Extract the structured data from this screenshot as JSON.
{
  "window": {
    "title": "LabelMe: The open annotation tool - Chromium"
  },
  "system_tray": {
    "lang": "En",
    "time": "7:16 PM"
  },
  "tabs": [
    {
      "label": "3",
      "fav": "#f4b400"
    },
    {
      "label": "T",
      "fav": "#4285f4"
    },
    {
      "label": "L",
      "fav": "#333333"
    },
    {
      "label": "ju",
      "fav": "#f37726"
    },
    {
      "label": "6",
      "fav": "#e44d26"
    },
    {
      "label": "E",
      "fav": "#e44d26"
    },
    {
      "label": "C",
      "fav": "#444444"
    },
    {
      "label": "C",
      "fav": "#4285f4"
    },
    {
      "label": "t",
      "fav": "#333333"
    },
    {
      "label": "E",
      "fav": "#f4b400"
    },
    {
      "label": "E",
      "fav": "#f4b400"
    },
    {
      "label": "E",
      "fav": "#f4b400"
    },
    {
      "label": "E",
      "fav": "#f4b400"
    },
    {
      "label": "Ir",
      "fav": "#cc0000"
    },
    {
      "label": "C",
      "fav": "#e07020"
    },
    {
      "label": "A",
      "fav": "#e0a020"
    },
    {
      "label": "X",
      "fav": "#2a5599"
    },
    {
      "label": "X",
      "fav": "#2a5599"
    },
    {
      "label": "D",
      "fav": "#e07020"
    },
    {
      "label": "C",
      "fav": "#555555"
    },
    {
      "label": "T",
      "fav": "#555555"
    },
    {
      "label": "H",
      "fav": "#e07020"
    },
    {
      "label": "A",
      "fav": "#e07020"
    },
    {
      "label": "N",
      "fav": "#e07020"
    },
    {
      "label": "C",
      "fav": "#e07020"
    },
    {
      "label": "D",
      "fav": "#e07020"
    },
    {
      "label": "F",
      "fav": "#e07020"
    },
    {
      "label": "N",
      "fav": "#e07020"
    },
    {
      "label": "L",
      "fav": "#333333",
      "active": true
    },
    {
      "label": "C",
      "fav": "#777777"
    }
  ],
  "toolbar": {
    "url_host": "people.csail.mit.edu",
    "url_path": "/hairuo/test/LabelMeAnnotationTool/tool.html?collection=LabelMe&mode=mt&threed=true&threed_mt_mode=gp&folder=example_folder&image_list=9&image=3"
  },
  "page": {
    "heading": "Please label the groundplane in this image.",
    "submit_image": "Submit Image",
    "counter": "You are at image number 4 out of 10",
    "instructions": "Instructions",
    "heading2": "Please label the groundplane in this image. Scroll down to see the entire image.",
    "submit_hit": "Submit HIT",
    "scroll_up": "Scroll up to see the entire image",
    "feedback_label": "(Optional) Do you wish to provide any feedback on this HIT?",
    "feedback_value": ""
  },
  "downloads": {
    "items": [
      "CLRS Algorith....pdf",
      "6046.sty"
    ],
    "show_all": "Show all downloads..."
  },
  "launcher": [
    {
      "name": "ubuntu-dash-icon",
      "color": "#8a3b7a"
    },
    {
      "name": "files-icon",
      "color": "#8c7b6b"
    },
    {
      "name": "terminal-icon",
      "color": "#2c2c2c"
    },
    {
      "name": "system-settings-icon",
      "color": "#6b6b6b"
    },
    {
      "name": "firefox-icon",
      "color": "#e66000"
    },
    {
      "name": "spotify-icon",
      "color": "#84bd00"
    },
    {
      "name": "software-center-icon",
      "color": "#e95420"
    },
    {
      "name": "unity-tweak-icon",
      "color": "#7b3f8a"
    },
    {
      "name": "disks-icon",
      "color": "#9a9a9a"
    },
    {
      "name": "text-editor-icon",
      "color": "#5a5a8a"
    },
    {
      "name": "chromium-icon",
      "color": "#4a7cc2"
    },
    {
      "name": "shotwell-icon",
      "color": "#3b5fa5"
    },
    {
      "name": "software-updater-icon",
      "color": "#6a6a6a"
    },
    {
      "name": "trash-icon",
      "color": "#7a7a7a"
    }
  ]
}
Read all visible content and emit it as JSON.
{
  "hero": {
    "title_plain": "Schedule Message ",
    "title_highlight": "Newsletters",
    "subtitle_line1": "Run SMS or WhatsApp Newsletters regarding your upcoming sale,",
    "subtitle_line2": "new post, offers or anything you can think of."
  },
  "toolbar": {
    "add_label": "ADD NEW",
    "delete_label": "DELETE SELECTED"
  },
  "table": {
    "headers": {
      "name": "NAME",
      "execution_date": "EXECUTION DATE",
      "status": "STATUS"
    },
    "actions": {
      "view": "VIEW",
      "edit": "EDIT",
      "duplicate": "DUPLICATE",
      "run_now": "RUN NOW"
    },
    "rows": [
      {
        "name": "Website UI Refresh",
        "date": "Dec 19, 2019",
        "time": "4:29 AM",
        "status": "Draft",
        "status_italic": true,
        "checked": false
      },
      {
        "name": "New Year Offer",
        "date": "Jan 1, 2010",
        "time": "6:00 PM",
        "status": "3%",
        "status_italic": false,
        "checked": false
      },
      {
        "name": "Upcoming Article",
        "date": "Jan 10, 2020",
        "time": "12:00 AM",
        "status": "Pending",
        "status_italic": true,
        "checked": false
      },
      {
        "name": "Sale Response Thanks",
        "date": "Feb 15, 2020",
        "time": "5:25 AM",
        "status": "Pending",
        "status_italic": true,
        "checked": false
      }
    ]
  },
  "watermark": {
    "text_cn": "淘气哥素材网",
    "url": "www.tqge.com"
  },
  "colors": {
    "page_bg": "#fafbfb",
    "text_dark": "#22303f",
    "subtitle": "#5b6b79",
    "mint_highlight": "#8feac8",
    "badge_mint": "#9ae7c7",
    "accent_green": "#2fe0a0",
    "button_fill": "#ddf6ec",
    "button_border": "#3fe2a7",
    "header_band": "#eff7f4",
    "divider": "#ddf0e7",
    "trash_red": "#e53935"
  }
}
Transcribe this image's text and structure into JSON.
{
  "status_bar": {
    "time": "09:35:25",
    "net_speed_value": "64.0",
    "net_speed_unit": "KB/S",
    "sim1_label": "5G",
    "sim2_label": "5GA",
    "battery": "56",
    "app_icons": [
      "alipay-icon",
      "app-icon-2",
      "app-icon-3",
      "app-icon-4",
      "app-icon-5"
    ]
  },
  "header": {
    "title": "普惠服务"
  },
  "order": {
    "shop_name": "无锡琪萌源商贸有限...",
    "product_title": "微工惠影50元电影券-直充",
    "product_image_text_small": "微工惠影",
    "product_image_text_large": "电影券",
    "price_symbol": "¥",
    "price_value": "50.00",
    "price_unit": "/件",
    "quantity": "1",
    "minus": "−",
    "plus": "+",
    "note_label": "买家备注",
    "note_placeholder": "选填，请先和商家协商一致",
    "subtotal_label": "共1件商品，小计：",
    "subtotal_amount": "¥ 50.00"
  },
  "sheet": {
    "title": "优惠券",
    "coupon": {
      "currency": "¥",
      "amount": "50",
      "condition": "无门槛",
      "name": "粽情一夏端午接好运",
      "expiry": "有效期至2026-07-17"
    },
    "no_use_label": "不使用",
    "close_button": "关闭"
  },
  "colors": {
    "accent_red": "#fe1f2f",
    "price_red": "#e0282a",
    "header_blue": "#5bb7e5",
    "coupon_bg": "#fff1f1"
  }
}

════════════════════

Objective: Print every entry exactly as it appears.

Solution for this task:
Extract the structured data from this screenshot as JSON.
{
  "window": {
    "title": "LabelMe: The open annotation tool - Chromium"
  },
  "system_tray": {
    "lang": "En",
    "time": "7:16 PM"
  },
  "tabs": [
    {
      "label": "3",
      "fav": "#f4b400"
    },
    {
      "label": "T",
      "fav": "#4285f4"
    },
    {
      "label": "L",
      "fav": "#333333"
    },
    {
      "label": "ju",
      "fav": "#f37726"
    },
    {
      "label": "6",
      "fav": "#e44d26"
    },
    {
      "label": "E",
      "fav": "#e44d26"
    },
    {
      "label": "C",
      "fav": "#444444"
    },
    {
      "label": "C",
      "fav": "#4285f4"
    },
    {
      "label": "t",
      "fav": "#333333"
    },
    {
      "label": "E",
      "fav": "#f4b400"
    },
    {
      "label": "E",
      "fav": "#f4b400"
    },
    {
      "label": "E",
      "fav": "#f4b400"
    },
    {
      "label": "E",
      "fav": "#f4b400"
    },
    {
      "label": "Ir",
      "fav": "#cc0000"
    },
    {
      "label": "C",
      "fav": "#e07020"
    },
    {
      "label": "A",
      "fav": "#e0a020"
    },
    {
      "label": "X",
      "fav": "#2a5599"
    },
    {
      "label": "X",
      "fav": "#2a5599"
    },
    {
      "label": "D",
      "fav": "#e07020"
    },
    {
      "label": "C",
      "fav": "#555555"
    },
    {
      "label": "T",
      "fav": "#555555"
    },
    {
      "label": "H",
      "fav": "#e07020"
    },
    {
      "label": "A",
      "fav": "#e07020"
    },
    {
      "label": "N",
      "fav": "#e07020"
    },
    {
      "label": "C",
      "fav": "#e07020"
    },
    {
      "label": "D",
      "fav": "#e07020"
    },
    {
      "label": "F",
      "fav": "#e07020"
    },
    {
      "label": "N",
      "fav": "#e07020"
    },
    {
      "label": "L",
      "fav": "#333333",
      "active": true
    },
    {
      "label": "C",
      "fav": "#777777"
    }
  ],
  "toolbar": {
    "url_host": "people.csail.mit.edu",
    "url_path": "/hairuo/test/LabelMeAnnotationTool/tool.html?collection=LabelMe&mode=mt&threed=true&threed_mt_mode=gp&folder=example_folder&image_list=9&image=3"
  },
  "page": {
    "heading": "Please label the groundplane in this image.",
    "submit_image": "Submit Image",
    "counter": "You are at image number 4 out of 10",
    "instructions": "Instructions",
    "heading2": "Please label the groundplane in this image. Scroll down to see the entire image.",
    "submit_hit": "Submit HIT",
    "scroll_up": "Scroll up to see the entire image",
    "feedback_label": "(Optional) Do you wish to provide any feedback on this HIT?",
    "feedback_value": ""
  },
  "downloads": {
    "items": [
      "CLRS Algorith....pdf",
      "6046.sty"
    ],
    "show_all": "Show all downloads..."
  },
  "launcher": [
    {
      "name": "ubuntu-dash-icon",
      "color": "#8a3b7a"
    },
    {
      "name": "files-icon",
      "color": "#8c7b6b"
    },
    {
      "name": "terminal-icon",
      "color": "#2c2c2c"
    },
    {
      "name": "system-settings-icon",
      "color": "#6b6b6b"
    },
    {
      "name": "firefox-icon",
      "color": "#e66000"
    },
    {
      "name": "spotify-icon",
      "color": "#84bd00"
    },
    {
      "name": "software-center-icon",
      "color": "#e95420"
    },
    {
      "name": "unity-tweak-icon",
      "color": "#7b3f8a"
    },
    {
      "name": "disks-icon",
      "color": "#9a9a9a"
    },
    {
      "name": "text-editor-icon",
      "color": "#5a5a8a"
    },
    {
      "name": "chromium-icon",
      "color": "#4a7cc2"
    },
    {
      "name": "shotwell-icon",
      "color": "#3b5fa5"
    },
    {
      "name": "software-updater-icon",
      "color": "#6a6a6a"
    },
    {
      "name": "trash-icon",
      "color": "#7a7a7a"
    }
  ]
}
Read all visible content and emit it as JSON.
{
  "hero": {
    "title_plain": "Schedule Message ",
    "title_highlight": "Newsletters",
    "subtitle_line1": "Run SMS or WhatsApp Newsletters regarding your upcoming sale,",
    "subtitle_line2": "new post, offers or anything you can think of."
  },
  "toolbar": {
    "add_label": "ADD NEW",
    "delete_label": "DELETE SELECTED"
  },
  "table": {
    "headers": {
      "name": "NAME",
      "execution_date": "EXECUTION DATE",
      "status": "STATUS"
    },
    "actions": {
      "view": "VIEW",
      "edit": "EDIT",
      "duplicate": "DUPLICATE",
      "run_now": "RUN NOW"
    },
    "rows": [
      {
        "name": "Website UI Refresh",
        "date": "Dec 19, 2019",
        "time": "4:29 AM",
        "status": "Draft",
        "status_italic": true,
        "checked": false
      },
      {
        "name": "New Year Offer",
        "date": "Jan 1, 2010",
        "time": "6:00 PM",
        "status": "3%",
        "status_italic": false,
        "checked": false
      },
      {
        "name": "Upcoming Article",
        "date": "Jan 10, 2020",
        "time": "12:00 AM",
        "status": "Pending",
        "status_italic": true,
        "checked": false
      },
      {
        "name": "Sale Response Thanks",
        "date": "Feb 15, 2020",
        "time": "5:25 AM",
        "status": "Pending",
        "status_italic": true,
        "checked": false
      }
    ]
  },
  "watermark": {
    "text_cn": "淘气哥素材网",
    "url": "www.tqge.com"
  },
  "colors": {
    "page_bg": "#fafbfb",
    "text_dark": "#22303f",
    "subtitle": "#5b6b79",
    "mint_highlight": "#8feac8",
    "badge_mint": "#9ae7c7",
    "accent_green": "#2fe0a0",
    "button_fill": "#ddf6ec",
    "button_border": "#3fe2a7",
    "header_band": "#eff7f4",
    "divider": "#ddf0e7",
    "trash_red": "#e53935"
  }
}
Transcribe this image's text and structure into JSON.
{
  "status_bar": {
    "time": "09:35:25",
    "net_speed_value": "64.0",
    "net_speed_unit": "KB/S",
    "sim1_label": "5G",
    "sim2_label": "5GA",
    "battery": "56",
    "app_icons": [
      "alipay-icon",
      "app-icon-2",
      "app-icon-3",
      "app-icon-4",
      "app-icon-5"
    ]
  },
  "header": {
    "title": "普惠服务"
  },
  "order": {
    "shop_name": "无锡琪萌源商贸有限...",
    "product_title": "微工惠影50元电影券-直充",
    "product_image_text_small": "微工惠影",
    "product_image_text_large": "电影券",
    "price_symbol": "¥",
    "price_value": "50.00",
    "price_unit": "/件",
    "quantity": "1",
    "minus": "−",
    "plus": "+",
    "note_label": "买家备注",
    "note_placeholder": "选填，请先和商家协商一致",
    "subtotal_label": "共1件商品，小计：",
    "subtotal_amount": "¥ 50.00"
  },
  "sheet": {
    "title": "优惠券",
    "coupon": {
      "currency": "¥",
      "amount": "50",
      "condition": "无门槛",
      "name": "粽情一夏端午接好运",
      "expiry": "有效期至2026-07-17"
    },
    "no_use_label": "不使用",
    "close_button": "关闭"
  },
  "colors": {
    "accent_red": "#fe1f2f",
    "price_red": "#e0282a",
    "header_blue": "#5bb7e5",
    "coupon_bg": "#fff1f1"
  }
}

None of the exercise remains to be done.